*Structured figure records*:
+===+
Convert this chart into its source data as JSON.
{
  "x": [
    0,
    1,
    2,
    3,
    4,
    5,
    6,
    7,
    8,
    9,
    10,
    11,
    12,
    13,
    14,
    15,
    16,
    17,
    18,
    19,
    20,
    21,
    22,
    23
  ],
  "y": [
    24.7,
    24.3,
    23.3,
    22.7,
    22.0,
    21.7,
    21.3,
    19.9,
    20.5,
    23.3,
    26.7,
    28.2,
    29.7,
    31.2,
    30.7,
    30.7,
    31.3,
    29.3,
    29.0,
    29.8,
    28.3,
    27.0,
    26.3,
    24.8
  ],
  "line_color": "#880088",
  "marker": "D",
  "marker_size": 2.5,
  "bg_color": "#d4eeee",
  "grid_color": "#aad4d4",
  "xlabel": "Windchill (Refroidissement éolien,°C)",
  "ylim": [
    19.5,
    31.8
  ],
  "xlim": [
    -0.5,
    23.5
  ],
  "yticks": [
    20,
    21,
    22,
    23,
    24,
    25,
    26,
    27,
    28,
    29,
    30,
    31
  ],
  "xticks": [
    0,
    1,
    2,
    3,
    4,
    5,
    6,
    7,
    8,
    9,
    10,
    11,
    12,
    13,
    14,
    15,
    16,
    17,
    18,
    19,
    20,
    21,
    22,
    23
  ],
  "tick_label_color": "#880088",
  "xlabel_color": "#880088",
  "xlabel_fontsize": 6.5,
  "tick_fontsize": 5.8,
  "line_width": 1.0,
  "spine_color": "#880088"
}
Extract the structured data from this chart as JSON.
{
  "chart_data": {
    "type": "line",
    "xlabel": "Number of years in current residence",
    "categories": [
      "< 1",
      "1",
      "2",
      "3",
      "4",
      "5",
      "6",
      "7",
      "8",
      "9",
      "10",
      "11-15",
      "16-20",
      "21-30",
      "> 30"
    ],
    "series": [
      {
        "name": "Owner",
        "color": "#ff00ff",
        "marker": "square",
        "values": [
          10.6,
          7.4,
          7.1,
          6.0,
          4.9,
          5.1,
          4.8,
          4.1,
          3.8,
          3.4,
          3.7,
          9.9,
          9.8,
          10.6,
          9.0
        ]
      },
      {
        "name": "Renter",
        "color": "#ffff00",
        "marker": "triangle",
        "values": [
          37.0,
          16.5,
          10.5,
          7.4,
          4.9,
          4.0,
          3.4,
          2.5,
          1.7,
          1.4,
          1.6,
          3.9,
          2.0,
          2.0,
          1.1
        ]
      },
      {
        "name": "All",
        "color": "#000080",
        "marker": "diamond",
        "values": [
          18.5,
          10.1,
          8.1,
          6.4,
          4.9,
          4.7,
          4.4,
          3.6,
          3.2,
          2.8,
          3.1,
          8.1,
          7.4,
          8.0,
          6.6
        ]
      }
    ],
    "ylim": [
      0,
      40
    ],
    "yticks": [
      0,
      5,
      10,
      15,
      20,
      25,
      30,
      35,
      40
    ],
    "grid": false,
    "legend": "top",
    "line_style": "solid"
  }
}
+===+
Faithfully copy every entry, leaving nothing out.

Convert this chart into its source data as JSON.
{
  "x": [
    0,
    1,
    2,
    3,
    4,
    5,
    6,
    7,
    8,
    9,
    10,
    11,
    12,
    13,
    14,
    15,
    16,
    17,
    18,
    19,
    20,
    21,
    22,
    23
  ],
  "y": [
    24.7,
    24.3,
    23.3,
    22.7,
    22.0,
    21.7,
    21.3,
    19.9,
    20.5,
    23.3,
    26.7,
    28.2,
    29.7,
    31.2,
    30.7,
    30.7,
    31.3,
    29.3,
    29.0,
    29.8,
    28.3,
    27.0,
    26.3,
    24.8
  ],
  "line_color": "#880088",
  "marker": "D",
  "marker_size": 2.5,
  "bg_color": "#d4eeee",
  "grid_color": "#aad4d4",
  "xlabel": "Windchill (Refroidissement éolien,°C)",
  "ylim": [
    19.5,
    31.8
  ],
  "xlim": [
    -0.5,
    23.5
  ],
  "yticks": [
    20,
    21,
    22,
    23,
    24,
    25,
    26,
    27,
    28,
    29,
    30,
    31
  ],
  "xticks": [
    0,
    1,
    2,
    3,
    4,
    5,
    6,
    7,
    8,
    9,
    10,
    11,
    12,
    13,
    14,
    15,
    16,
    17,
    18,
    19,
    20,
    21,
    22,
    23
  ],
  "tick_label_color": "#880088",
  "xlabel_color": "#880088",
  "xlabel_fontsize": 6.5,
  "tick_fontsize": 5.8,
  "line_width": 1.0,
  "spine_color": "#880088"
}
Extract the structured data from this chart as JSON.
{
  "chart_data": {
    "type": "line",
    "xlabel": "Number of years in current residence",
    "categories": [
      "< 1",
      "1",
      "2",
      "3",
      "4",
      "5",
      "6",
      "7",
      "8",
      "9",
      "10",
      "11-15",
      "16-20",
      "21-30",
      "> 30"
    ],
    "series": [
      {
        "name": "Owner",
        "color": "#ff00ff",
        "marker": "square",
        "values": [
          10.6,
          7.4,
          7.1,
          6.0,
          4.9,
          5.1,
          4.8,
          4.1,
          3.8,
          3.4,
          3.7,
          9.9,
          9.8,
          10.6,
          9.0
        ]
      },
      {
        "name": "Renter",
        "color": "#ffff00",
        "marker": "triangle",
        "values": [
          37.0,
          16.5,
          10.5,
          7.4,
          4.9,
          4.0,
          3.4,
          2.5,
          1.7,
          1.4,
          1.6,
          3.9,
          2.0,
          2.0,
          1.1
        ]
      },
      {
        "name": "All",
        "color": "#000080",
        "marker": "diamond",
        "values": [
          18.5,
          10.1,
          8.1,
          6.4,
          4.9,
          4.7,
          4.4,
          3.6,
          3.2,
          2.8,
          3.1,
          8.1,
          7.4,
          8.0,
          6.6
        ]
      }
    ],
    "ylim": [
      0,
      40
    ],
    "yticks": [
      0,
      5,
      10,
      15,
      20,
      25,
      30,
      35,
      40
    ],
    "grid": false,
    "legend": "top",
    "line_style": "solid"
  }
}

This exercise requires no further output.